[Dataset items]
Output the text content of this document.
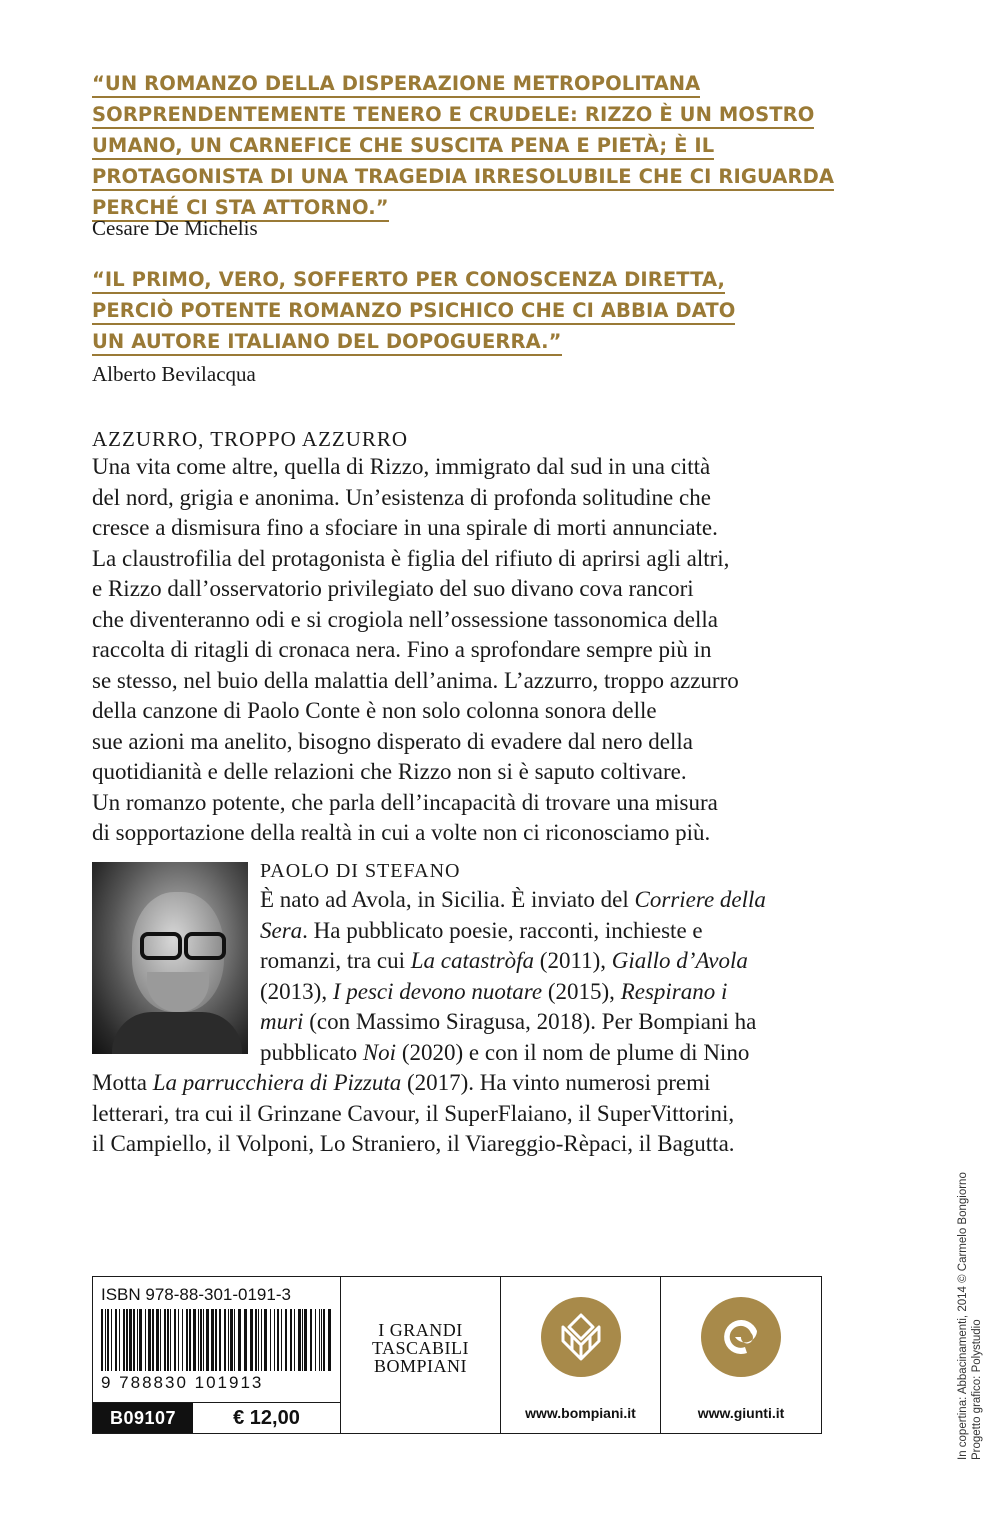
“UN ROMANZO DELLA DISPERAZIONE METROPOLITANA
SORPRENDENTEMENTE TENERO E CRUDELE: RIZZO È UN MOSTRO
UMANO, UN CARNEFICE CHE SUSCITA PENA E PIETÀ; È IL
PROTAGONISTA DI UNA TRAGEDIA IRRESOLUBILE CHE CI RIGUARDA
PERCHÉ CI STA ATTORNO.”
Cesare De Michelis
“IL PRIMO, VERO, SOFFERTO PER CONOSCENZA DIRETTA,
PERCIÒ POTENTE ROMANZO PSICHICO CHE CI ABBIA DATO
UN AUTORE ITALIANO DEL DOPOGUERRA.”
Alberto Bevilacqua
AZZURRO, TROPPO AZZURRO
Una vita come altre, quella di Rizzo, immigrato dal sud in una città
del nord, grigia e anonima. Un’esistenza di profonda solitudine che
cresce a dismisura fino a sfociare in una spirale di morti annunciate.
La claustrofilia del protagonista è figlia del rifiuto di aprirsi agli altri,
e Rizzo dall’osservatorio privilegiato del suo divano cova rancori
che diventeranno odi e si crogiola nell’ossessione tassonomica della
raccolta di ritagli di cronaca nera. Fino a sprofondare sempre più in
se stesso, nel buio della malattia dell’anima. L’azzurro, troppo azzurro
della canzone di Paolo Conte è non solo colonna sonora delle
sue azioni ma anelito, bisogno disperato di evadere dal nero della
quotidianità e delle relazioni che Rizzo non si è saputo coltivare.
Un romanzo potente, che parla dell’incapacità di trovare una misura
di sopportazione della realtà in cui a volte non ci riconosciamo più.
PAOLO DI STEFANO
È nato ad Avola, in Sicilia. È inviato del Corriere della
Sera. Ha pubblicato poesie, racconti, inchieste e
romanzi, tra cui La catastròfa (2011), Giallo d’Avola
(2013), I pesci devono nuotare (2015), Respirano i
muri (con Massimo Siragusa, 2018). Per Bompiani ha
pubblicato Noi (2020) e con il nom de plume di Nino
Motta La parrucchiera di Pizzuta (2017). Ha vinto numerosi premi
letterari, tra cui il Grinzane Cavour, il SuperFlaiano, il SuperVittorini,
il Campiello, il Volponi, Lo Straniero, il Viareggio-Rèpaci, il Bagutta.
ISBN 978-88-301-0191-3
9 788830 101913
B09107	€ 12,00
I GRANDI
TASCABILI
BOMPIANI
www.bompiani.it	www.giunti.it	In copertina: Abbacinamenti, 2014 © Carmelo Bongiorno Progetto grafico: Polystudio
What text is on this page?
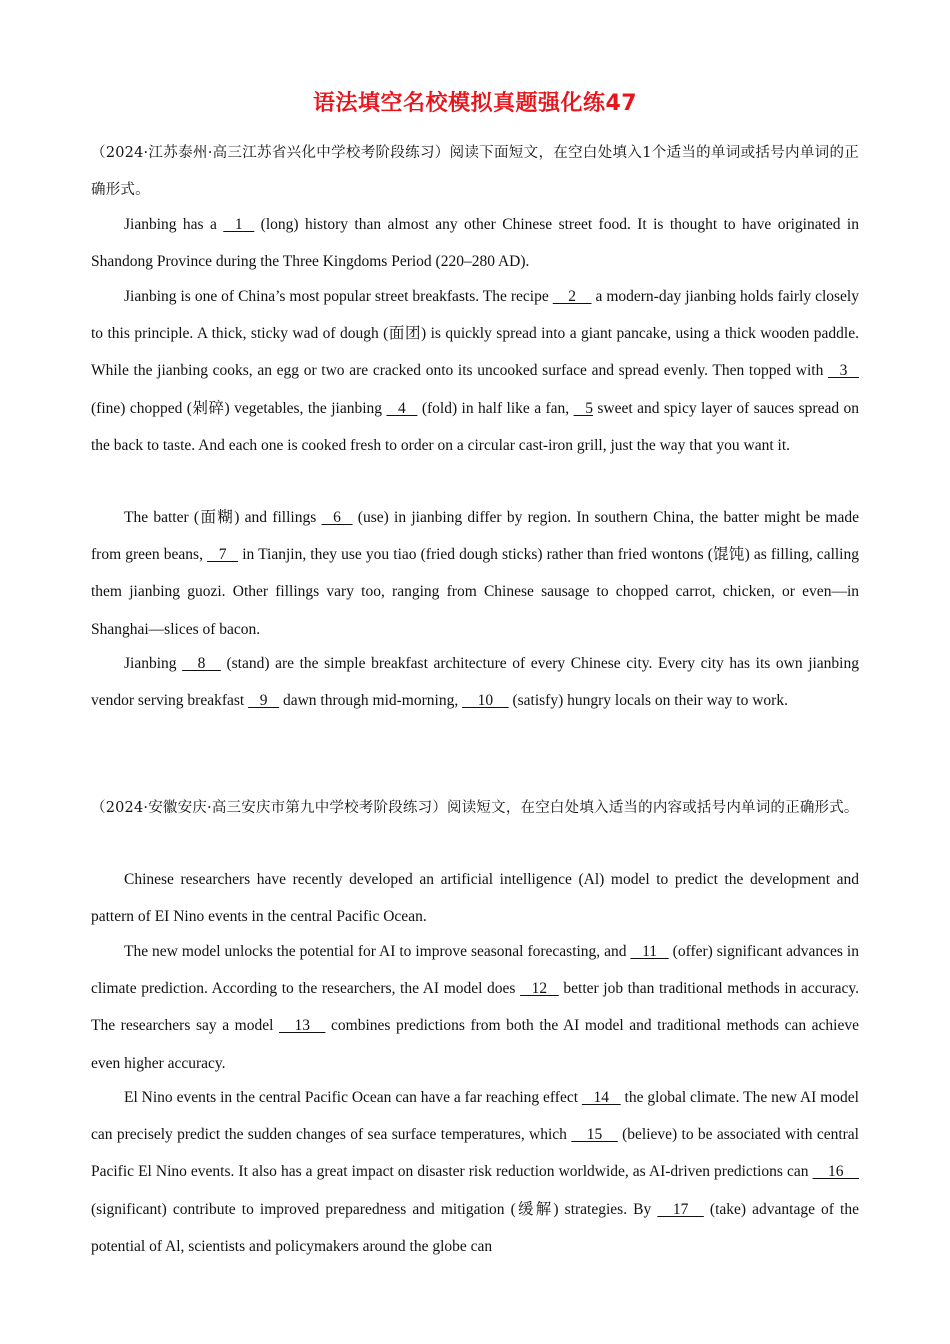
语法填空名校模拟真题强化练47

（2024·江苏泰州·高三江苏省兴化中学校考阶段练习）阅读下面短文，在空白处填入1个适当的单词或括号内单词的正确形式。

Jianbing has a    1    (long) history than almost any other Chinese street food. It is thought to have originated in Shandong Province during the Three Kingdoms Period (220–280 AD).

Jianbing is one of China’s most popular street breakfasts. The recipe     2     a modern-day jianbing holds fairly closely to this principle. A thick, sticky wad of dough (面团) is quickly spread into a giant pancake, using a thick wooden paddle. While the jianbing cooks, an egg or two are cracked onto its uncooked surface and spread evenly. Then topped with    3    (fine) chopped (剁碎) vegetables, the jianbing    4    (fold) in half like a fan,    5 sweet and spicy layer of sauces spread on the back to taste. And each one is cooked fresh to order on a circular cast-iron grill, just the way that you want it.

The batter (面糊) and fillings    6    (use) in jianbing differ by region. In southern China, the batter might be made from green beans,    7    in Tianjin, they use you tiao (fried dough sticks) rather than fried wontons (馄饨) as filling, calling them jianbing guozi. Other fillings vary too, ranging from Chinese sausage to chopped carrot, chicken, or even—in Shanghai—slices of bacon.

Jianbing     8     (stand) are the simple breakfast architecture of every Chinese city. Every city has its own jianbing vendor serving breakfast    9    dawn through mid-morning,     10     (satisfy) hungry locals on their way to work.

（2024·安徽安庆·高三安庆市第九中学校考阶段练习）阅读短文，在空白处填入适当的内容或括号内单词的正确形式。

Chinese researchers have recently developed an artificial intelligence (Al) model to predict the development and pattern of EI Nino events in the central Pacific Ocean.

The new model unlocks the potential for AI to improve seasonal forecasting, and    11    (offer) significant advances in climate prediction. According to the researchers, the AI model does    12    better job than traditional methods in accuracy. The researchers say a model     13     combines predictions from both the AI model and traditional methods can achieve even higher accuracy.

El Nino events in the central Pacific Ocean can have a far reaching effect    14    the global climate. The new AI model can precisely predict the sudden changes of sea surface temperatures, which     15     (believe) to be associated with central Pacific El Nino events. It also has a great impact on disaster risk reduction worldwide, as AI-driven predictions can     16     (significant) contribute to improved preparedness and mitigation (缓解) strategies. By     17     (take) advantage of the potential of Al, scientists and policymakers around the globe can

_STATED PROBLEM_: Examine the data above and state how many of its lines contain the word "pubblicato", with no further remarks.

_SOLUTION FOR THIS PROBLEM_: 2